DATA SECTION >>
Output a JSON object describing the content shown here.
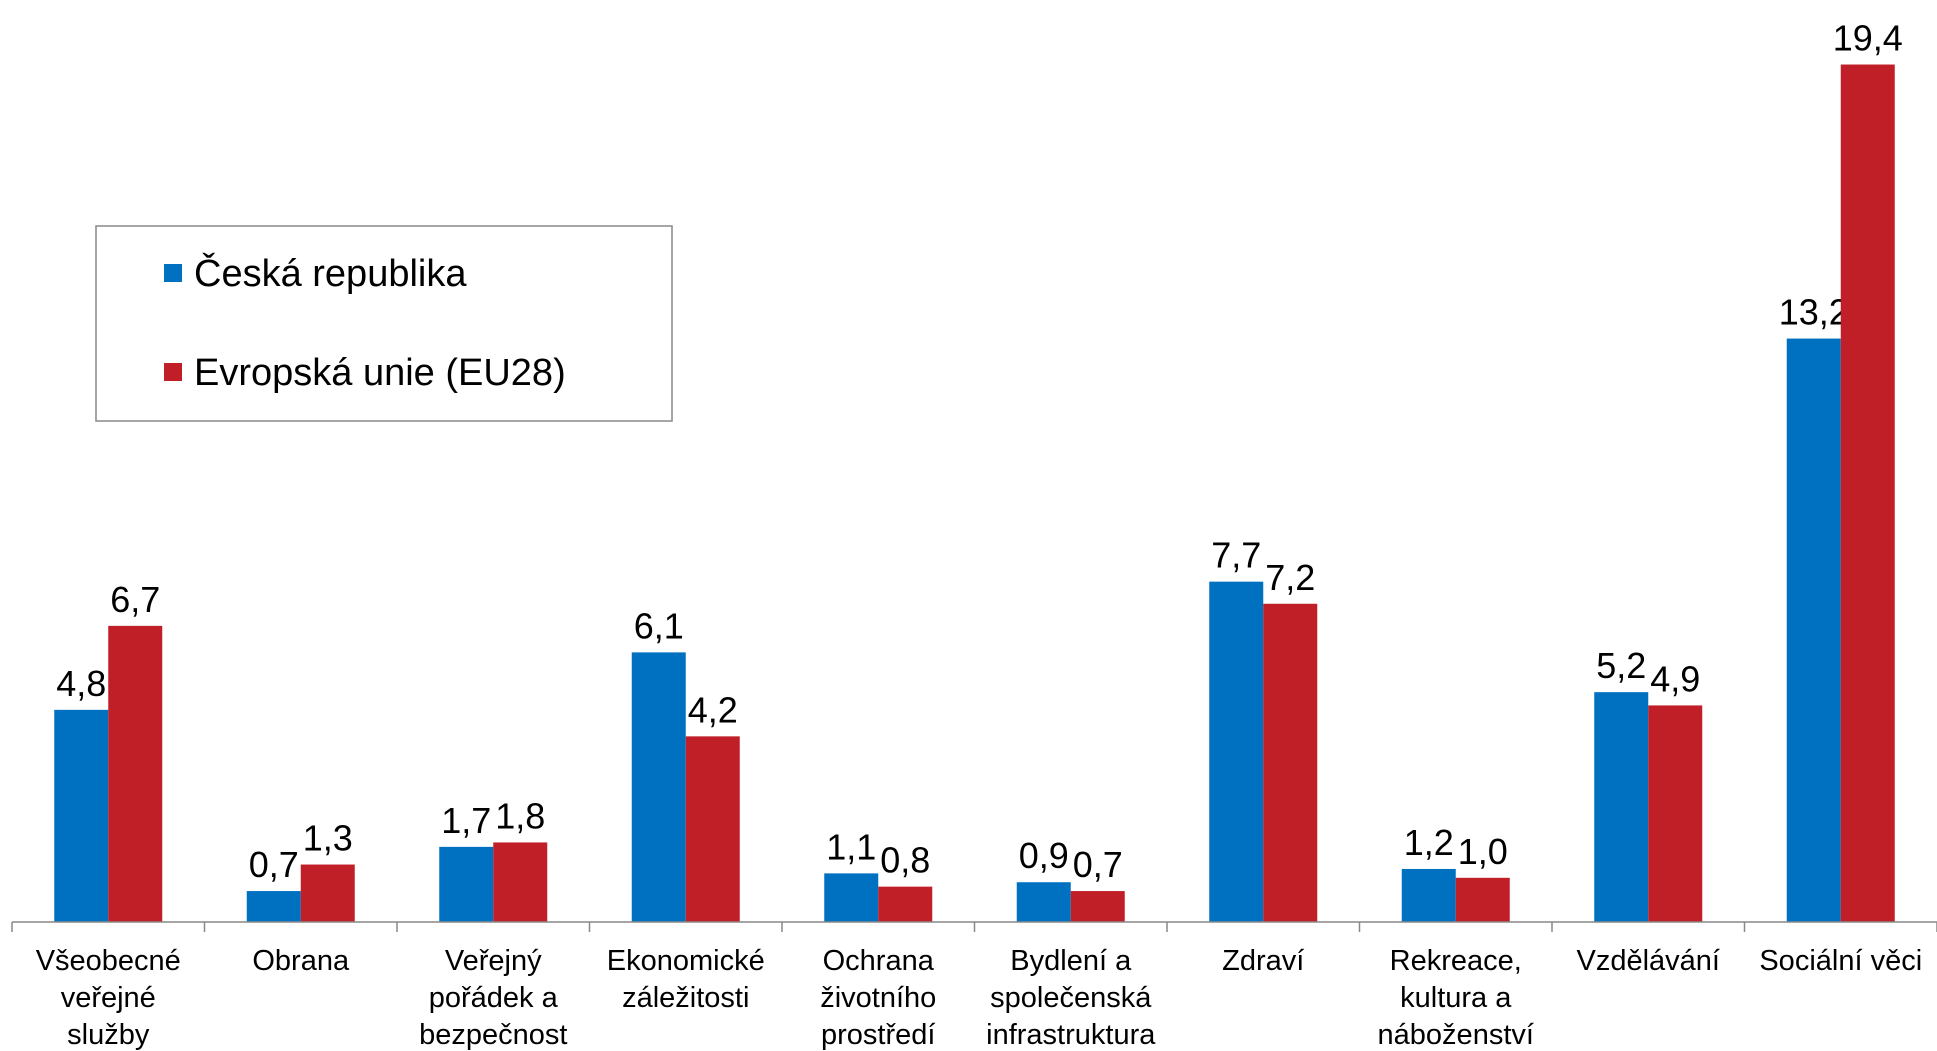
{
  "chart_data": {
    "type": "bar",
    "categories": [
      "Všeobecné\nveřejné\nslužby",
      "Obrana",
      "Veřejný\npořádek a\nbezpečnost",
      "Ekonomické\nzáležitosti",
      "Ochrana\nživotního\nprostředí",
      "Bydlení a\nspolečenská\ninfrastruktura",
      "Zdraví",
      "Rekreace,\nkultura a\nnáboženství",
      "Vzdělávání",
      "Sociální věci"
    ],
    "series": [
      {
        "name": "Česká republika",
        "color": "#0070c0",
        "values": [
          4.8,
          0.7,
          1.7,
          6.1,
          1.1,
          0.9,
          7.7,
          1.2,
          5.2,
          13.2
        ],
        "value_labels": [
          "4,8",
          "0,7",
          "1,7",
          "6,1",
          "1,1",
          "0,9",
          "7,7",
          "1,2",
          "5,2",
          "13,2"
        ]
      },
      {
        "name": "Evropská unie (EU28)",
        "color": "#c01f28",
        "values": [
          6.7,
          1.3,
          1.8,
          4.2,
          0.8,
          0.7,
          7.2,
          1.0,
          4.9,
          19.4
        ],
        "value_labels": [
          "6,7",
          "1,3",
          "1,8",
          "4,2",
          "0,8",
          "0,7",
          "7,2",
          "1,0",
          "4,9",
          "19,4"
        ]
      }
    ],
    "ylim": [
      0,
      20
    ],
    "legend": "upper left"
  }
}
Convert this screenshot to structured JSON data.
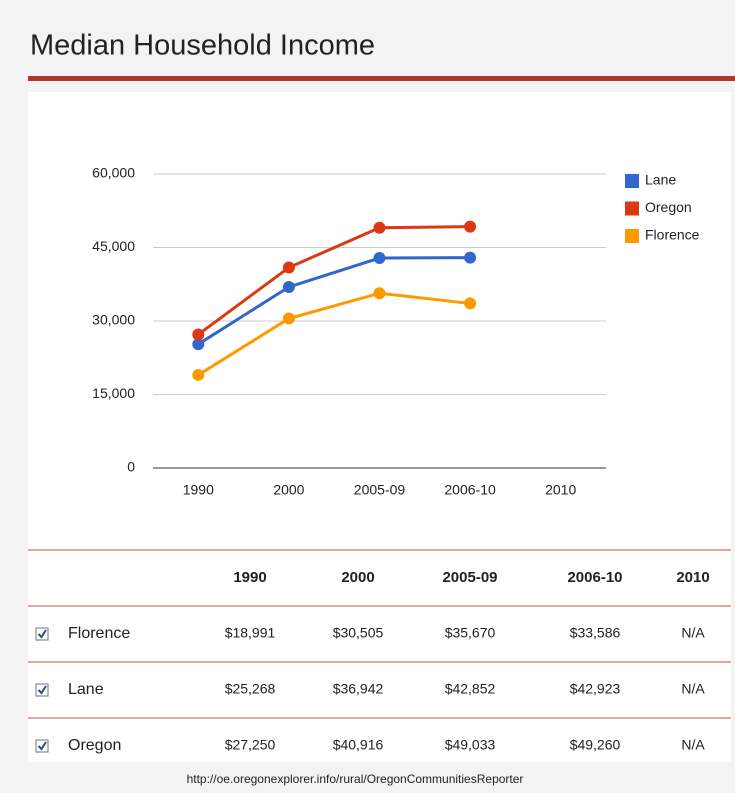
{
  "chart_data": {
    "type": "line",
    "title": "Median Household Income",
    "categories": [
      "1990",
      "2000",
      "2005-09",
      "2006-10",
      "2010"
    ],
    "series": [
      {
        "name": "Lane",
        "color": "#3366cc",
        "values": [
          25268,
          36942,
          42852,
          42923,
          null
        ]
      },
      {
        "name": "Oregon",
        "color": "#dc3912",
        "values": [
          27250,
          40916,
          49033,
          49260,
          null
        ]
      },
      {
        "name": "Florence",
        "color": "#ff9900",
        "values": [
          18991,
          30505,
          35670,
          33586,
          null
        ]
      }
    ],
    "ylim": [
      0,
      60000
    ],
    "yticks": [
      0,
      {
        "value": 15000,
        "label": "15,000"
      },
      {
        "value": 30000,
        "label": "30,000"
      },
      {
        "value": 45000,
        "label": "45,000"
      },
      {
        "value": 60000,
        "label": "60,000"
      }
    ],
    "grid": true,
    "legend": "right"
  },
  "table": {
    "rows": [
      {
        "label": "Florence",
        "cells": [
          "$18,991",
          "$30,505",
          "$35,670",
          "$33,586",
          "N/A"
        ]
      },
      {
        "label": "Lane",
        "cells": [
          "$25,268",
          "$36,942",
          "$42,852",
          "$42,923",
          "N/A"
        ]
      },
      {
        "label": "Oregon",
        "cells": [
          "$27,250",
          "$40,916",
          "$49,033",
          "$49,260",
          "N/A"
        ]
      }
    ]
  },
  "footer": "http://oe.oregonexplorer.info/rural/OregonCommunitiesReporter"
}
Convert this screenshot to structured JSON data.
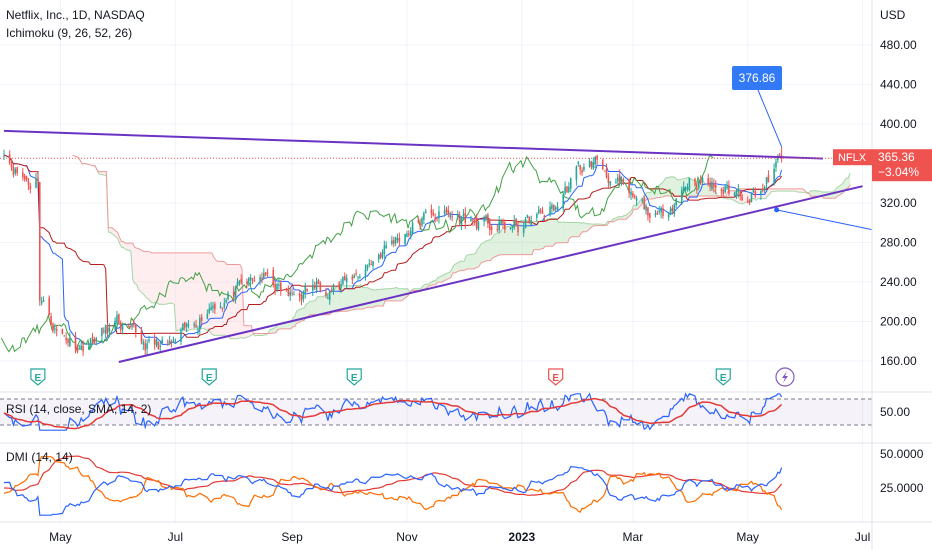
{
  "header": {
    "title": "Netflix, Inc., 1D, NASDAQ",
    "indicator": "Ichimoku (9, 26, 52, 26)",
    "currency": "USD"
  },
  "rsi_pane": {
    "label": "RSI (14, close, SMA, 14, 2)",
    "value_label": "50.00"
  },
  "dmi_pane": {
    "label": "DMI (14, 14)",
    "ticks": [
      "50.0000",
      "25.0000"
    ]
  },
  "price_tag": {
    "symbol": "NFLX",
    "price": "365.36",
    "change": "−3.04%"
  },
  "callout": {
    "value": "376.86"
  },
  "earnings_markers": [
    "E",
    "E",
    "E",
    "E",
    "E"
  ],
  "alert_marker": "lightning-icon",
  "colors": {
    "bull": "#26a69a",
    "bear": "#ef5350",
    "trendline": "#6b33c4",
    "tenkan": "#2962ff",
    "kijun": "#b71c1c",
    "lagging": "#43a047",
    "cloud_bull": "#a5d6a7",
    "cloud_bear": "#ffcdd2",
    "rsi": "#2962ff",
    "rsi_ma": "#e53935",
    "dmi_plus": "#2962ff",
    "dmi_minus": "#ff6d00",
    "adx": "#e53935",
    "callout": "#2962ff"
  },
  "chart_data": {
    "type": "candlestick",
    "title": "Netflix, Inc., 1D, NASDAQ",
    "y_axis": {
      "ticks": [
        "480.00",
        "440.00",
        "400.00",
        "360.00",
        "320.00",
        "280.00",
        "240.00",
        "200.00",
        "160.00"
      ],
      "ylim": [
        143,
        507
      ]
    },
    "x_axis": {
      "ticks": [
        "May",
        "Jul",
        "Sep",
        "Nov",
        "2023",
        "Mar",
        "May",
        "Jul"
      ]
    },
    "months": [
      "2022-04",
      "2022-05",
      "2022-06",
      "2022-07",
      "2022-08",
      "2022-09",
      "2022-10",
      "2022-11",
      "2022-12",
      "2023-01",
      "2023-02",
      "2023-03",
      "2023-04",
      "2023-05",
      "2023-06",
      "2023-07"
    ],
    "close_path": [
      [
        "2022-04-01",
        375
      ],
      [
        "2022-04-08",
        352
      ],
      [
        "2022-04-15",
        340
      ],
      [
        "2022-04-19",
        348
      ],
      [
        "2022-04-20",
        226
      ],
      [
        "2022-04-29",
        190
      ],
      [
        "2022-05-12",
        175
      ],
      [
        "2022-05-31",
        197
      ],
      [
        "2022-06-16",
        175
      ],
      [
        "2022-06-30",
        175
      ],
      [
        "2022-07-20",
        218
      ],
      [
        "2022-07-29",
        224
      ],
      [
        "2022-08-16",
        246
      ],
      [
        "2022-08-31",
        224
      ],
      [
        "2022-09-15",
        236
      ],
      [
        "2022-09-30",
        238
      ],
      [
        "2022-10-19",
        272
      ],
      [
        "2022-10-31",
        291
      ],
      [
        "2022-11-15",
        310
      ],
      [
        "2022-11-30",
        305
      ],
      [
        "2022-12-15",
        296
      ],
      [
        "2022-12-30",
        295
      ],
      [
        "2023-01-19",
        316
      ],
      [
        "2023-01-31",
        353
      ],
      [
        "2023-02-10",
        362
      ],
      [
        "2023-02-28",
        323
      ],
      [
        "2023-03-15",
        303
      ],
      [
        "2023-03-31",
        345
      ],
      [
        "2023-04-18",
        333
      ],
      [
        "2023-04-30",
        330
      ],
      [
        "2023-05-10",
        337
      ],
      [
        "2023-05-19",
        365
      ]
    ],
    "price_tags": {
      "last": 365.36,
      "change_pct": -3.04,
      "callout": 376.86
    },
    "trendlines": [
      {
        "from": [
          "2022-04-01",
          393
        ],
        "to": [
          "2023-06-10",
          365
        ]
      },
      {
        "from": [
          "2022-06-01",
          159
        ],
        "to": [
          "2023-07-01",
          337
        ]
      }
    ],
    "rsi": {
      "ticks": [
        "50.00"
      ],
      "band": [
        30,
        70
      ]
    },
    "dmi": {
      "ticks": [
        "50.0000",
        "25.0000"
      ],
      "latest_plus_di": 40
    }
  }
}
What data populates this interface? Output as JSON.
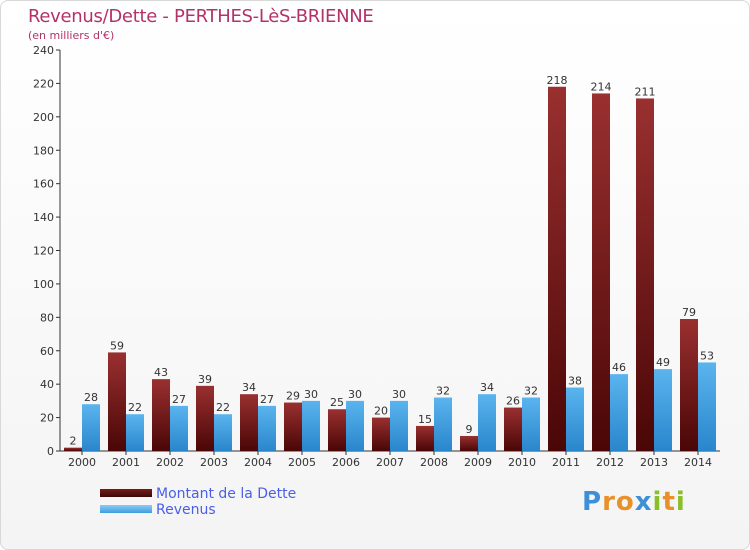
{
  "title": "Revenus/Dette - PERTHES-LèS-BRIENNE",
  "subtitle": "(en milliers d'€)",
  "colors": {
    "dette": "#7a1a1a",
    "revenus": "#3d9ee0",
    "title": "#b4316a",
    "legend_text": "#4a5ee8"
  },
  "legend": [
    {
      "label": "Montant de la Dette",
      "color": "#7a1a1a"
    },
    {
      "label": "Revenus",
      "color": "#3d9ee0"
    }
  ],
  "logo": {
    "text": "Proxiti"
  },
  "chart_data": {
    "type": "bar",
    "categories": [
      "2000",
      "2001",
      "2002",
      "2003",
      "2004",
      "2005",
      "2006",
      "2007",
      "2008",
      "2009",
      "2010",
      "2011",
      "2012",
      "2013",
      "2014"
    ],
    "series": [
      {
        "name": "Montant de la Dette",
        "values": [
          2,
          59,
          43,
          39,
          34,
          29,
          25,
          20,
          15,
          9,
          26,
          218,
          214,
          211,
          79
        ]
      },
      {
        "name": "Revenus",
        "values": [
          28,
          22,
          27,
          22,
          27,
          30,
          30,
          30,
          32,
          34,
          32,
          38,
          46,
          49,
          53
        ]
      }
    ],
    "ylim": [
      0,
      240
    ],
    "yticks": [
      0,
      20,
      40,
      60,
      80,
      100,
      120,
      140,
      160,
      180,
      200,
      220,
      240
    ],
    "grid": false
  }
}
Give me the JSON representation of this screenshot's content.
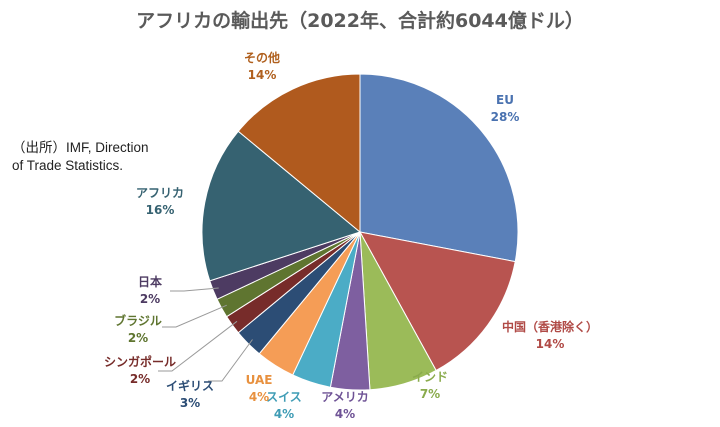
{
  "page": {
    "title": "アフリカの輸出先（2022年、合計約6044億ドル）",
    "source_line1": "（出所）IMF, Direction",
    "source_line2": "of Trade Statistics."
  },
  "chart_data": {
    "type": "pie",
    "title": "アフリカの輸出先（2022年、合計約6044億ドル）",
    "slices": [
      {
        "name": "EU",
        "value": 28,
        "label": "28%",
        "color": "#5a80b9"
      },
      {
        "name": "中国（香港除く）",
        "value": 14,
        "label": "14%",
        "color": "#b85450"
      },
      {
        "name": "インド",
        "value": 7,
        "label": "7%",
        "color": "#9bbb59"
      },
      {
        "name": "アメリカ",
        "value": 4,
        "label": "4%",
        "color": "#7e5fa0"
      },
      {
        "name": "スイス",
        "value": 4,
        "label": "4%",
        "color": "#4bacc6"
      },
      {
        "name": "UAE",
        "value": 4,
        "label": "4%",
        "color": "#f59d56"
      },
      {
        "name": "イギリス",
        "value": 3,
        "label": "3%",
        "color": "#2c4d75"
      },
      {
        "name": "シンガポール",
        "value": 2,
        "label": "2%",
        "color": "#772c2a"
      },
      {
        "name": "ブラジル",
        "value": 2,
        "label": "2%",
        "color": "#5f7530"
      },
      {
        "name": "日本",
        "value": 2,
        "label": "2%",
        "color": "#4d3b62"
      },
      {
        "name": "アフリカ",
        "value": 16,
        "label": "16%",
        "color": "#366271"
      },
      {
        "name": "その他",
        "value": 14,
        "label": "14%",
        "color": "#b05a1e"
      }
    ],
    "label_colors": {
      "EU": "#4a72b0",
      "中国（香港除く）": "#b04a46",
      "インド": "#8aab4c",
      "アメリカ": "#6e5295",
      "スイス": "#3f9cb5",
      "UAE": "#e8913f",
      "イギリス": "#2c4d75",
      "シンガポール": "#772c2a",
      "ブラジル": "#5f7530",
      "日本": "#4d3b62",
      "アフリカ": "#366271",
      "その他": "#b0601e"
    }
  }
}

WHAT IS ASKED >>
Show each line of the data that contains the string "Output".

REPLY >>
Output a JSON object describing the content shown here.
What data populates this interface? Output as JSON.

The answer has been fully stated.